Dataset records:
-*-*-

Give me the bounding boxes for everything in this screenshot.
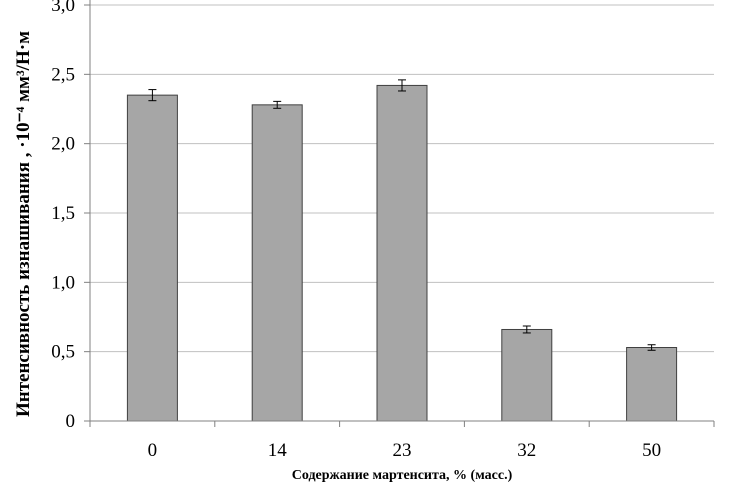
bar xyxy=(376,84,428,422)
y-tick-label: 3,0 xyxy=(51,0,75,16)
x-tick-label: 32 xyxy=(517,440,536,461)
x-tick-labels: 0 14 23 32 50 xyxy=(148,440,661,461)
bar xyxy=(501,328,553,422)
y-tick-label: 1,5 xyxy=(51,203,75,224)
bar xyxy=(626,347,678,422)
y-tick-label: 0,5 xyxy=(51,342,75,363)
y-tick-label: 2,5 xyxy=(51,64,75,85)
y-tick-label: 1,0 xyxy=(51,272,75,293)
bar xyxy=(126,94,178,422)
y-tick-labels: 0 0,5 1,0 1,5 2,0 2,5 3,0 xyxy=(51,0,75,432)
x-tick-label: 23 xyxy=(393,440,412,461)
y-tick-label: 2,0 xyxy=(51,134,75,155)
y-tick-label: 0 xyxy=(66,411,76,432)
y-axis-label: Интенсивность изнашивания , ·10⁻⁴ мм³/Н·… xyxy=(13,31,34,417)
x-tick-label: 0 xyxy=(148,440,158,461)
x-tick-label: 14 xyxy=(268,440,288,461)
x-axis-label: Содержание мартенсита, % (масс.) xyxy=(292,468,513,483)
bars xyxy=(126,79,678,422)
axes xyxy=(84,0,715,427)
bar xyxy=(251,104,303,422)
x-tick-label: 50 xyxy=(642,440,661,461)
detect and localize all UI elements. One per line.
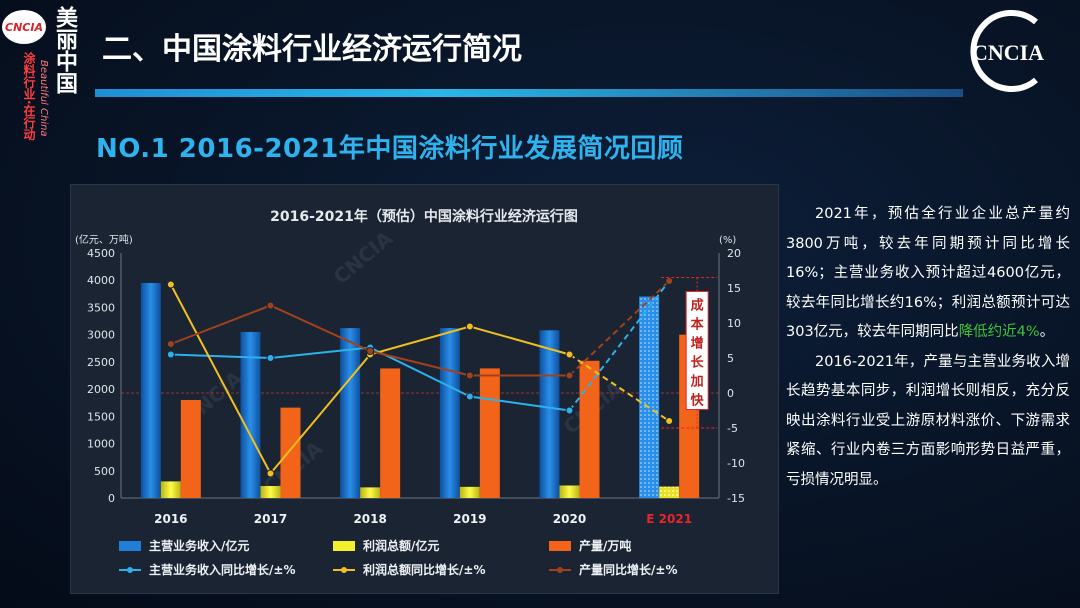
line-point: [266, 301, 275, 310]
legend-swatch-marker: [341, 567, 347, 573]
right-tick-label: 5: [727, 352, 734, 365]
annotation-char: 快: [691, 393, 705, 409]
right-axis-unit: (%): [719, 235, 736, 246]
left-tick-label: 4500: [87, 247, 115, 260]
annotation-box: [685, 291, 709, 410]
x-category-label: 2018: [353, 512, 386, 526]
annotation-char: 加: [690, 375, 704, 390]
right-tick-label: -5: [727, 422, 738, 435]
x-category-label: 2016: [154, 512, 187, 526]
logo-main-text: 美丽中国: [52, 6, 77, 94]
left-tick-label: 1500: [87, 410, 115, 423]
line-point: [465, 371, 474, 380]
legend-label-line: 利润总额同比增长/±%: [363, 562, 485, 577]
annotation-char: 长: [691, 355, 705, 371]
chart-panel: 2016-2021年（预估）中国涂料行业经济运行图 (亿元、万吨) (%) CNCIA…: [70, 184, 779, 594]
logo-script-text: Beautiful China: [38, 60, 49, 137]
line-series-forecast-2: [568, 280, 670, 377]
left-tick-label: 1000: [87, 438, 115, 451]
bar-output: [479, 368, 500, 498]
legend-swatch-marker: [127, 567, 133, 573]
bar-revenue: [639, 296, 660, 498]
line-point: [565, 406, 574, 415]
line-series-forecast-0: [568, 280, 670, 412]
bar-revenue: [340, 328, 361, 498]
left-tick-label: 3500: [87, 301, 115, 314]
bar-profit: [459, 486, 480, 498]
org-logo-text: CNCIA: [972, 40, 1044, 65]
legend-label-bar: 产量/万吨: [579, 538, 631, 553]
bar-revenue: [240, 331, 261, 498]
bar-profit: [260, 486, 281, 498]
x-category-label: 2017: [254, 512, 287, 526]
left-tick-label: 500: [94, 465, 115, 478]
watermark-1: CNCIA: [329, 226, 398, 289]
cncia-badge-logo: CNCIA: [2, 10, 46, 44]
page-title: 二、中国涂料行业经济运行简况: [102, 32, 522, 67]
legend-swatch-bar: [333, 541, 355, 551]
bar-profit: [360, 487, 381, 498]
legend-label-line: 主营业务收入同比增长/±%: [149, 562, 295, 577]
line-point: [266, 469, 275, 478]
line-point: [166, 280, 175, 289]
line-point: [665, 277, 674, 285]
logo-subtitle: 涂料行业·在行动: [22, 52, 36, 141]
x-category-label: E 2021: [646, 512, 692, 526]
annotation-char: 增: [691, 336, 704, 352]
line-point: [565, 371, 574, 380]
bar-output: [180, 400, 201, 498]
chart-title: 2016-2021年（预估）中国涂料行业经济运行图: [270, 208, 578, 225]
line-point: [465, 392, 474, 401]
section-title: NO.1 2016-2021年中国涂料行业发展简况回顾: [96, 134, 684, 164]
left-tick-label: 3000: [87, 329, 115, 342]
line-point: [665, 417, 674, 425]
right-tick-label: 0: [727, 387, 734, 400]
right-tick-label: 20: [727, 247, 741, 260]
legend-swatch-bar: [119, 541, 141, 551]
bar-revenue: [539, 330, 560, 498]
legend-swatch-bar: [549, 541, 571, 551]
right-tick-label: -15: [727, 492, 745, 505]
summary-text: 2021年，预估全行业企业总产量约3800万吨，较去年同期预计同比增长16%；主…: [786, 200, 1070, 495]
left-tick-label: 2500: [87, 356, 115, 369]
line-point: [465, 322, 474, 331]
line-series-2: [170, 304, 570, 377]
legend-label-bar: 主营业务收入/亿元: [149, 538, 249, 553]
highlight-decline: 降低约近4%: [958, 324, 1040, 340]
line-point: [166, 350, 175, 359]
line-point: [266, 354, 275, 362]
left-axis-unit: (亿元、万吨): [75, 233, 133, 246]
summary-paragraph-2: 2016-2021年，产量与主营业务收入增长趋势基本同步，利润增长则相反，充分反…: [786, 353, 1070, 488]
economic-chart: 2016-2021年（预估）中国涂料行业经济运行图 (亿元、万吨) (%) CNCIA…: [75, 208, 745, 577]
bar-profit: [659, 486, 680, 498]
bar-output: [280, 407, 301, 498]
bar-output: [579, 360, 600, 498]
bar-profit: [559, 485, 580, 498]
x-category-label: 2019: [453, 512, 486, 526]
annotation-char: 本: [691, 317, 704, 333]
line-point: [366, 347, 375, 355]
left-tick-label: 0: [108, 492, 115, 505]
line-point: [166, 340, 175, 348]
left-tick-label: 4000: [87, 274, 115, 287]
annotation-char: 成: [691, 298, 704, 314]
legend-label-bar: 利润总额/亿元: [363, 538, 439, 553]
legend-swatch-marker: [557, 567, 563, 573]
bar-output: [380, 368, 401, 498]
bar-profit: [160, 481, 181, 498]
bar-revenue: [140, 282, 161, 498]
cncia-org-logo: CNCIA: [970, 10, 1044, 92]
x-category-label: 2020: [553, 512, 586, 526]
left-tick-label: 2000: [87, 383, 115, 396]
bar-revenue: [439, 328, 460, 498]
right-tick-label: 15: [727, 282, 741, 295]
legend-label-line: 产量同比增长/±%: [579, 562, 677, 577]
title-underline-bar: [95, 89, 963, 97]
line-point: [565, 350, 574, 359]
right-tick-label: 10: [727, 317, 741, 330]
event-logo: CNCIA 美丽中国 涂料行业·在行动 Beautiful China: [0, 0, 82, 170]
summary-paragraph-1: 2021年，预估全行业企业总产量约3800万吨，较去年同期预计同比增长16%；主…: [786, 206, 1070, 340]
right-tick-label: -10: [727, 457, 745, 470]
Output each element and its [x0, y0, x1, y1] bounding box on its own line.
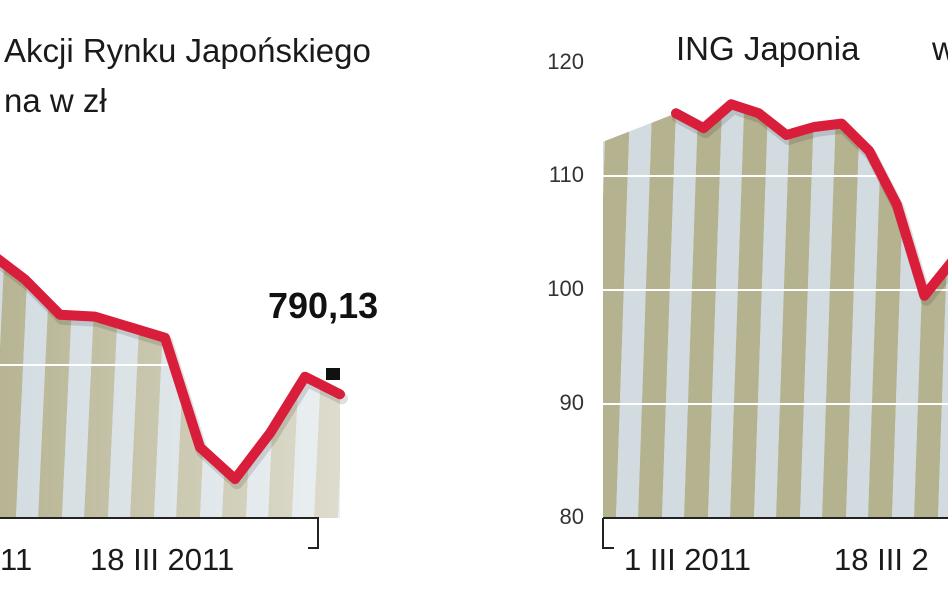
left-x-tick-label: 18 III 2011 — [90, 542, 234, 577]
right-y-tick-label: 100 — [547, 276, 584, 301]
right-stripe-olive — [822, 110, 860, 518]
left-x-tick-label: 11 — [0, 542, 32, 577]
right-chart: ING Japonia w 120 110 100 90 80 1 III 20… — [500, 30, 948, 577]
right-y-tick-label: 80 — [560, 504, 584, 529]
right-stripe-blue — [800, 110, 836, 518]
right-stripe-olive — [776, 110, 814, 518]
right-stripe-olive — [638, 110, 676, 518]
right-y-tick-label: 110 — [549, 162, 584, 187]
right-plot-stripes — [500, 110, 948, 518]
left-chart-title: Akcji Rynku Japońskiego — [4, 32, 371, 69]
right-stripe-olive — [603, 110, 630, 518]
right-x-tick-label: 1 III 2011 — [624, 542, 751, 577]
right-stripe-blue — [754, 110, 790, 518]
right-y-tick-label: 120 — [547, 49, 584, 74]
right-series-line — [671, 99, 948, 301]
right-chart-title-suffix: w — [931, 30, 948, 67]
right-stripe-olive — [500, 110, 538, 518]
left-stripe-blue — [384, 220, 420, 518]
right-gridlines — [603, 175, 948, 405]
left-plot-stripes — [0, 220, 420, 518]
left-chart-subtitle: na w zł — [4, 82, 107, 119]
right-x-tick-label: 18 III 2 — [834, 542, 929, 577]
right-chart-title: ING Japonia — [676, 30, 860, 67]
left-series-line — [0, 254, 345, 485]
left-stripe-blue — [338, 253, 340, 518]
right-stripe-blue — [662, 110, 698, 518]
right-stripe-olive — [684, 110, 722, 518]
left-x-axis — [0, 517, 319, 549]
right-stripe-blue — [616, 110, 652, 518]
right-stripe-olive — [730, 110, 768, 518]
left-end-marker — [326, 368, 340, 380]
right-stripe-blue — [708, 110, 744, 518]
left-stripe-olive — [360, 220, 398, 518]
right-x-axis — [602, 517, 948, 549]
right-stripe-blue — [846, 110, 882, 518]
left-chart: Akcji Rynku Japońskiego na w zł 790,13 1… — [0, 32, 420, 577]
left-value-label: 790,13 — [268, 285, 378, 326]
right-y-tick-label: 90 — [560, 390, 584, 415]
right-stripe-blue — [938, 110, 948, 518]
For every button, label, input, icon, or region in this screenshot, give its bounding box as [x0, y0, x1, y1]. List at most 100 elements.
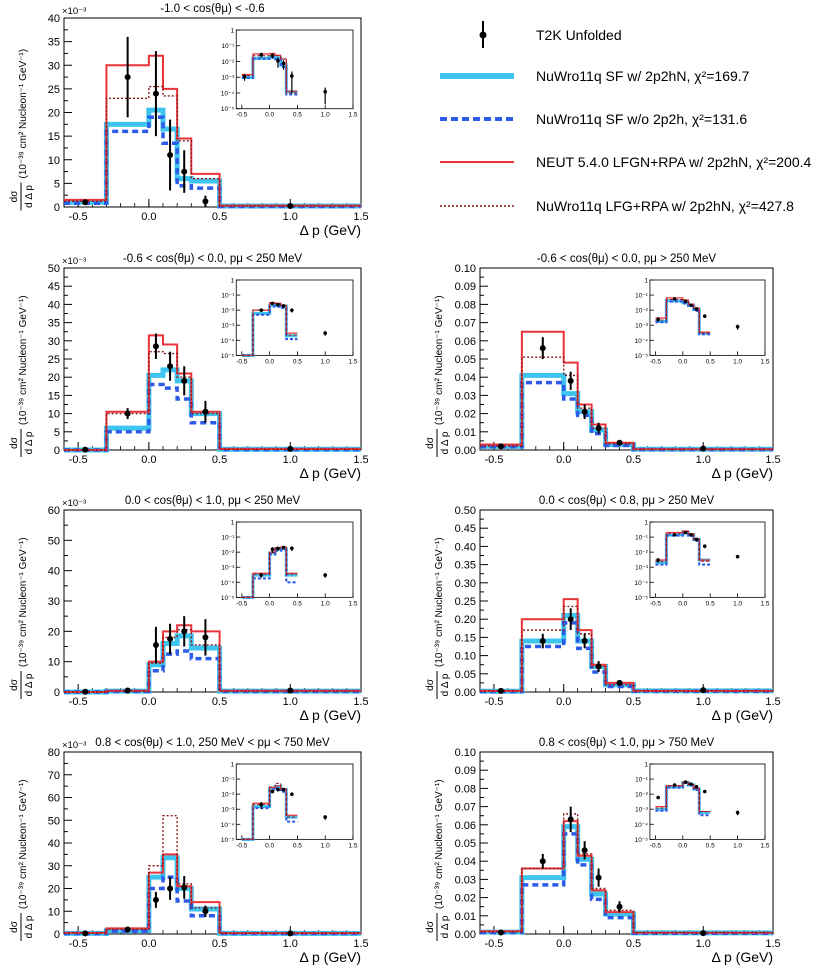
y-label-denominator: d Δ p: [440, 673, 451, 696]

-*-*-

• **Task brief**
Extract the lines of the items from the line with "bar xyxy=(376,84,428,422)" up to and including the line with "y-tick-label: 2,5 xyxy=(51,64,75,85)", and copy them out unchanged.

• **Response to the task**
bar xyxy=(376,84,428,422)
y-tick-label: 3,0 xyxy=(51,0,75,16)
x-tick-label: 32 xyxy=(517,440,536,461)
x-tick-labels: 0 14 23 32 50 xyxy=(148,440,661,461)
bar xyxy=(501,328,553,422)
y-tick-label: 1,5 xyxy=(51,203,75,224)
bar xyxy=(626,347,678,422)
y-tick-label: 0,5 xyxy=(51,342,75,363)
y-tick-label: 2,5 xyxy=(51,64,75,85)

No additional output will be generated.